▶ [Dataset content]:
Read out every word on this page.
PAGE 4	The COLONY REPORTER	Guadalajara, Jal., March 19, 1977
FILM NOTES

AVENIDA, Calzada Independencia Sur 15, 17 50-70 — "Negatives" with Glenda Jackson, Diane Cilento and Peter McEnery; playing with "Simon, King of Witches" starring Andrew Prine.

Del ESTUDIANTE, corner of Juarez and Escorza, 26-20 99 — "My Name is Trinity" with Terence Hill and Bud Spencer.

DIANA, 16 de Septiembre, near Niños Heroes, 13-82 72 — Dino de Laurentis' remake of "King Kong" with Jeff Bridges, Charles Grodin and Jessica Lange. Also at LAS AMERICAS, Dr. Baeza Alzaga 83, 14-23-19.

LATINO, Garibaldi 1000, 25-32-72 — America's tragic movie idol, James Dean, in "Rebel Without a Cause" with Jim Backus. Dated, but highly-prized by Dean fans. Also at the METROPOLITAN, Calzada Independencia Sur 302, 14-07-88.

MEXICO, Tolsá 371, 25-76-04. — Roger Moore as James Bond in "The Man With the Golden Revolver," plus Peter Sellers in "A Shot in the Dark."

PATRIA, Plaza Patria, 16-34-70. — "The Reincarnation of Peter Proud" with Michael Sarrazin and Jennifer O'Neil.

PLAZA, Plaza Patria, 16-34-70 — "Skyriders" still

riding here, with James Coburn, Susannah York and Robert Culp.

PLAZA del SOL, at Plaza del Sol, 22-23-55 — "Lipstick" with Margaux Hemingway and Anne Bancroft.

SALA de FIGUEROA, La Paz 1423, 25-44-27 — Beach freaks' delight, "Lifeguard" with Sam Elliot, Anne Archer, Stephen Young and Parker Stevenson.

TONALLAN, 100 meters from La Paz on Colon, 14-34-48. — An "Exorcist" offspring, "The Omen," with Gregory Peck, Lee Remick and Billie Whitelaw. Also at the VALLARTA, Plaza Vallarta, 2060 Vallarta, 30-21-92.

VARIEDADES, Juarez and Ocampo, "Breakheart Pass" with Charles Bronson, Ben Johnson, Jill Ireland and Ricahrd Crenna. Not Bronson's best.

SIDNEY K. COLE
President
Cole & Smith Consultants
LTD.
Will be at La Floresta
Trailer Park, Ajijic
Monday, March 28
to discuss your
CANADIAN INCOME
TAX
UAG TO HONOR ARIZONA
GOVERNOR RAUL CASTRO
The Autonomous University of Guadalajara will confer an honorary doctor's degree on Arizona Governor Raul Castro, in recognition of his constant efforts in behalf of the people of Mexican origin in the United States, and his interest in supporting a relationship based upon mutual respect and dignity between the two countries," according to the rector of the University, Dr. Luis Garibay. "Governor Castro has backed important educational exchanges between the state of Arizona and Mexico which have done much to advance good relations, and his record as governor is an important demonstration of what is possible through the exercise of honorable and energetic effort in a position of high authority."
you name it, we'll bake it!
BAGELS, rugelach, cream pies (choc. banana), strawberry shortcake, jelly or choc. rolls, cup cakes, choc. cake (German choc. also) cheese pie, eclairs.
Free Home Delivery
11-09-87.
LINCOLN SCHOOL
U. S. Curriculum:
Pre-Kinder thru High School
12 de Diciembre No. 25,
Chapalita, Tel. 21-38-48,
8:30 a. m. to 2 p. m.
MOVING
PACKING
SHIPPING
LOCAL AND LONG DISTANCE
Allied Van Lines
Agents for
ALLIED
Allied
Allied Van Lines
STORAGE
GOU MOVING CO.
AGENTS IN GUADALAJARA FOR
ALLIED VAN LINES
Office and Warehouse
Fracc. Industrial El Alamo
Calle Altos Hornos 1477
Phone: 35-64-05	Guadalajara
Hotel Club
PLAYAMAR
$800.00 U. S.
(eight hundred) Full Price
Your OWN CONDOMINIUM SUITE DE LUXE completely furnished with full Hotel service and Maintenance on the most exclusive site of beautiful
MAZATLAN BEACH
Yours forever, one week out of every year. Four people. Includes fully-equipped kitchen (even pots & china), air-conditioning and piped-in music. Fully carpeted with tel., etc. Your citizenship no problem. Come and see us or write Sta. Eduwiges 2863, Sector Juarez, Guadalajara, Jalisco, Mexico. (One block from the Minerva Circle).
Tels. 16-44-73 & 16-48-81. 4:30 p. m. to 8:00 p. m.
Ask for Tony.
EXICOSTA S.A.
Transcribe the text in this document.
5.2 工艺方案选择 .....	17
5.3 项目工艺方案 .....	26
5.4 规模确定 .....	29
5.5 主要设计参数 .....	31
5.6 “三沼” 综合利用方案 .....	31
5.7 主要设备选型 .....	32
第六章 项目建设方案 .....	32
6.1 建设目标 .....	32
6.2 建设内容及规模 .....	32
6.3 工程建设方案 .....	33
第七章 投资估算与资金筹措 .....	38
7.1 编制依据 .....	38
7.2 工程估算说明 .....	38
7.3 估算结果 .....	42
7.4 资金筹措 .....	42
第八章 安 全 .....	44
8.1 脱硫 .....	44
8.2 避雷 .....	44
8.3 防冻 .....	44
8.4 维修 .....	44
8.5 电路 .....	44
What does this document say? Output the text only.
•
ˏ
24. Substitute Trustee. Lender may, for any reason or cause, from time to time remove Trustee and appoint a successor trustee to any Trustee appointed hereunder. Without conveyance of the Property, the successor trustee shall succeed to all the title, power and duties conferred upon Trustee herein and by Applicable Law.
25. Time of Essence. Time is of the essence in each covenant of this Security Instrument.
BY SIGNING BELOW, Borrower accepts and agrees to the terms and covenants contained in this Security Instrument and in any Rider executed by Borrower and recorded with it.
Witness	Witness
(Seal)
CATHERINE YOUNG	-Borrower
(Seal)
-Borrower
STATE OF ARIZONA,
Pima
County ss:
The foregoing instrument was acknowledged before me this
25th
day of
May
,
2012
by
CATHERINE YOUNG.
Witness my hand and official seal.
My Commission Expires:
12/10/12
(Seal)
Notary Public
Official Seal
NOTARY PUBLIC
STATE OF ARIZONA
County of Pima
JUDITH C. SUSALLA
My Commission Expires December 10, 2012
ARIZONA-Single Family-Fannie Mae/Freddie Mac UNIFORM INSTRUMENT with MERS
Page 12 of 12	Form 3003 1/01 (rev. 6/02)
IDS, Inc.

▶ [Task instructions]:
Extract all of the material exactly as it is written.

▶ [Answer to the task]:
Read out every word on this page.
PAGE 4	The COLONY REPORTER	Guadalajara, Jal., March 19, 1977
FILM NOTES

AVENIDA, Calzada Independencia Sur 15, 17 50-70 — "Negatives" with Glenda Jackson, Diane Cilento and Peter McEnery; playing with "Simon, King of Witches" starring Andrew Prine.

Del ESTUDIANTE, corner of Juarez and Escorza, 26-20 99 — "My Name is Trinity" with Terence Hill and Bud Spencer.

DIANA, 16 de Septiembre, near Niños Heroes, 13-82 72 — Dino de Laurentis' remake of "King Kong" with Jeff Bridges, Charles Grodin and Jessica Lange. Also at LAS AMERICAS, Dr. Baeza Alzaga 83, 14-23-19.

LATINO, Garibaldi 1000, 25-32-72 — America's tragic movie idol, James Dean, in "Rebel Without a Cause" with Jim Backus. Dated, but highly-prized by Dean fans. Also at the METROPOLITAN, Calzada Independencia Sur 302, 14-07-88.

MEXICO, Tolsá 371, 25-76-04. — Roger Moore as James Bond in "The Man With the Golden Revolver," plus Peter Sellers in "A Shot in the Dark."

PATRIA, Plaza Patria, 16-34-70. — "The Reincarnation of Peter Proud" with Michael Sarrazin and Jennifer O'Neil.

PLAZA, Plaza Patria, 16-34-70 — "Skyriders" still

riding here, with James Coburn, Susannah York and Robert Culp.

PLAZA del SOL, at Plaza del Sol, 22-23-55 — "Lipstick" with Margaux Hemingway and Anne Bancroft.

SALA de FIGUEROA, La Paz 1423, 25-44-27 — Beach freaks' delight, "Lifeguard" with Sam Elliot, Anne Archer, Stephen Young and Parker Stevenson.

TONALLAN, 100 meters from La Paz on Colon, 14-34-48. — An "Exorcist" offspring, "The Omen," with Gregory Peck, Lee Remick and Billie Whitelaw. Also at the VALLARTA, Plaza Vallarta, 2060 Vallarta, 30-21-92.

VARIEDADES, Juarez and Ocampo, "Breakheart Pass" with Charles Bronson, Ben Johnson, Jill Ireland and Ricahrd Crenna. Not Bronson's best.

SIDNEY K. COLE
President
Cole & Smith Consultants
LTD.
Will be at La Floresta
Trailer Park, Ajijic
Monday, March 28
to discuss your
CANADIAN INCOME
TAX
UAG TO HONOR ARIZONA
GOVERNOR RAUL CASTRO
The Autonomous University of Guadalajara will confer an honorary doctor's degree on Arizona Governor Raul Castro, in recognition of his constant efforts in behalf of the people of Mexican origin in the United States, and his interest in supporting a relationship based upon mutual respect and dignity between the two countries," according to the rector of the University, Dr. Luis Garibay. "Governor Castro has backed important educational exchanges between the state of Arizona and Mexico which have done much to advance good relations, and his record as governor is an important demonstration of what is possible through the exercise of honorable and energetic effort in a position of high authority."
you name it, we'll bake it!
BAGELS, rugelach, cream pies (choc. banana), strawberry shortcake, jelly or choc. rolls, cup cakes, choc. cake (German choc. also) cheese pie, eclairs.
Free Home Delivery
11-09-87.
LINCOLN SCHOOL
U. S. Curriculum:
Pre-Kinder thru High School
12 de Diciembre No. 25,
Chapalita, Tel. 21-38-48,
8:30 a. m. to 2 p. m.
MOVING
PACKING
SHIPPING
LOCAL AND LONG DISTANCE
Allied Van Lines
Agents for
ALLIED
Allied
Allied Van Lines
STORAGE
GOU MOVING CO.
AGENTS IN GUADALAJARA FOR
ALLIED VAN LINES
Office and Warehouse
Fracc. Industrial El Alamo
Calle Altos Hornos 1477
Phone: 35-64-05	Guadalajara
Hotel Club
PLAYAMAR
$800.00 U. S.
(eight hundred) Full Price
Your OWN CONDOMINIUM SUITE DE LUXE completely furnished with full Hotel service and Maintenance on the most exclusive site of beautiful
MAZATLAN BEACH
Yours forever, one week out of every year. Four people. Includes fully-equipped kitchen (even pots & china), air-conditioning and piped-in music. Fully carpeted with tel., etc. Your citizenship no problem. Come and see us or write Sta. Eduwiges 2863, Sector Juarez, Guadalajara, Jalisco, Mexico. (One block from the Minerva Circle).
Tels. 16-44-73 & 16-48-81. 4:30 p. m. to 8:00 p. m.
Ask for Tony.
EXICOSTA S.A.
Transcribe the text in this document.
5.2 工艺方案选择 .....	17
5.3 项目工艺方案 .....	26
5.4 规模确定 .....	29
5.5 主要设计参数 .....	31
5.6 “三沼” 综合利用方案 .....	31
5.7 主要设备选型 .....	32
第六章 项目建设方案 .....	32
6.1 建设目标 .....	32
6.2 建设内容及规模 .....	32
6.3 工程建设方案 .....	33
第七章 投资估算与资金筹措 .....	38
7.1 编制依据 .....	38
7.2 工程估算说明 .....	38
7.3 估算结果 .....	42
7.4 资金筹措 .....	42
第八章 安 全 .....	44
8.1 脱硫 .....	44
8.2 避雷 .....	44
8.3 防冻 .....	44
8.4 维修 .....	44
8.5 电路 .....	44
What does this document say? Output the text only.
•
ˏ
24. Substitute Trustee. Lender may, for any reason or cause, from time to time remove Trustee and appoint a successor trustee to any Trustee appointed hereunder. Without conveyance of the Property, the successor trustee shall succeed to all the title, power and duties conferred upon Trustee herein and by Applicable Law.
25. Time of Essence. Time is of the essence in each covenant of this Security Instrument.
BY SIGNING BELOW, Borrower accepts and agrees to the terms and covenants contained in this Security Instrument and in any Rider executed by Borrower and recorded with it.
Witness	Witness
(Seal)
CATHERINE YOUNG	-Borrower
(Seal)
-Borrower
STATE OF ARIZONA,
Pima
County ss:
The foregoing instrument was acknowledged before me this
25th
day of
May
,
2012
by
CATHERINE YOUNG.
Witness my hand and official seal.
My Commission Expires:
12/10/12
(Seal)
Notary Public
Official Seal
NOTARY PUBLIC
STATE OF ARIZONA
County of Pima
JUDITH C. SUSALLA
My Commission Expires December 10, 2012
ARIZONA-Single Family-Fannie Mae/Freddie Mac UNIFORM INSTRUMENT with MERS
Page 12 of 12	Form 3003 1/01 (rev. 6/02)
IDS, Inc.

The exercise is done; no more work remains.